===== Items

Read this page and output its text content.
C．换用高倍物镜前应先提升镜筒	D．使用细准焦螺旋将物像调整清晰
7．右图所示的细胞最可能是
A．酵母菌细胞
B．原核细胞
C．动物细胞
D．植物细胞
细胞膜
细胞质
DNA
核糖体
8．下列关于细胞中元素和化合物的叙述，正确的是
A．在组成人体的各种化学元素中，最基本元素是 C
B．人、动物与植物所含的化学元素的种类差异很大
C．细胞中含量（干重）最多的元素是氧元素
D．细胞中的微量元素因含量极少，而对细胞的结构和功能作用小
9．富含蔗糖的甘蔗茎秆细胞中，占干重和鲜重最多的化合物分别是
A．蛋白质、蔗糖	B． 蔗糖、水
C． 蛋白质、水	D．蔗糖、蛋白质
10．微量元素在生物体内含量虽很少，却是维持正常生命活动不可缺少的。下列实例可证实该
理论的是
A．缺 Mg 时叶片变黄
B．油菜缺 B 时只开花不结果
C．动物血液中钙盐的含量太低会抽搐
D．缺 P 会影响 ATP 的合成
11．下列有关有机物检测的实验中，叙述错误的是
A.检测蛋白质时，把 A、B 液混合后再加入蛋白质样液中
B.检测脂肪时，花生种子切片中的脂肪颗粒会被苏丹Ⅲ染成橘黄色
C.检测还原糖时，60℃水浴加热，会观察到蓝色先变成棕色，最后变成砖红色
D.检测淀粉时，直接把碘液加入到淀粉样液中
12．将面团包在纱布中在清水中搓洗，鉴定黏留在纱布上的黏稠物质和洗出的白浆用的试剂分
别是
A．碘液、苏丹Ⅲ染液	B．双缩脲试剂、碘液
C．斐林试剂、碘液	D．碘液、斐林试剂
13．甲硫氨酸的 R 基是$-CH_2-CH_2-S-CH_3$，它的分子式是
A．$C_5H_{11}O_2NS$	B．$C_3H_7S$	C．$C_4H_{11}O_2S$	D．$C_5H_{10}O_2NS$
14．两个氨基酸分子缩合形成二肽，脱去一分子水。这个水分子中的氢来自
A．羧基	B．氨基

==========

Objective =
Repeat the entries exactly, all of them.

Result for this exercise =
Read this page and output its text content.
C．换用高倍物镜前应先提升镜筒	D．使用细准焦螺旋将物像调整清晰
7．右图所示的细胞最可能是
A．酵母菌细胞
B．原核细胞
C．动物细胞
D．植物细胞
细胞膜
细胞质
DNA
核糖体
8．下列关于细胞中元素和化合物的叙述，正确的是
A．在组成人体的各种化学元素中，最基本元素是 C
B．人、动物与植物所含的化学元素的种类差异很大
C．细胞中含量（干重）最多的元素是氧元素
D．细胞中的微量元素因含量极少，而对细胞的结构和功能作用小
9．富含蔗糖的甘蔗茎秆细胞中，占干重和鲜重最多的化合物分别是
A．蛋白质、蔗糖	B． 蔗糖、水
C． 蛋白质、水	D．蔗糖、蛋白质
10．微量元素在生物体内含量虽很少，却是维持正常生命活动不可缺少的。下列实例可证实该
理论的是
A．缺 Mg 时叶片变黄
B．油菜缺 B 时只开花不结果
C．动物血液中钙盐的含量太低会抽搐
D．缺 P 会影响 ATP 的合成
11．下列有关有机物检测的实验中，叙述错误的是
A.检测蛋白质时，把 A、B 液混合后再加入蛋白质样液中
B.检测脂肪时，花生种子切片中的脂肪颗粒会被苏丹Ⅲ染成橘黄色
C.检测还原糖时，60℃水浴加热，会观察到蓝色先变成棕色，最后变成砖红色
D.检测淀粉时，直接把碘液加入到淀粉样液中
12．将面团包在纱布中在清水中搓洗，鉴定黏留在纱布上的黏稠物质和洗出的白浆用的试剂分
别是
A．碘液、苏丹Ⅲ染液	B．双缩脲试剂、碘液
C．斐林试剂、碘液	D．碘液、斐林试剂
13．甲硫氨酸的 R 基是$-CH_2-CH_2-S-CH_3$，它的分子式是
A．$C_5H_{11}O_2NS$	B．$C_3H_7S$	C．$C_4H_{11}O_2S$	D．$C_5H_{10}O_2NS$
14．两个氨基酸分子缩合形成二肽，脱去一分子水。这个水分子中的氢来自
A．羧基	B．氨基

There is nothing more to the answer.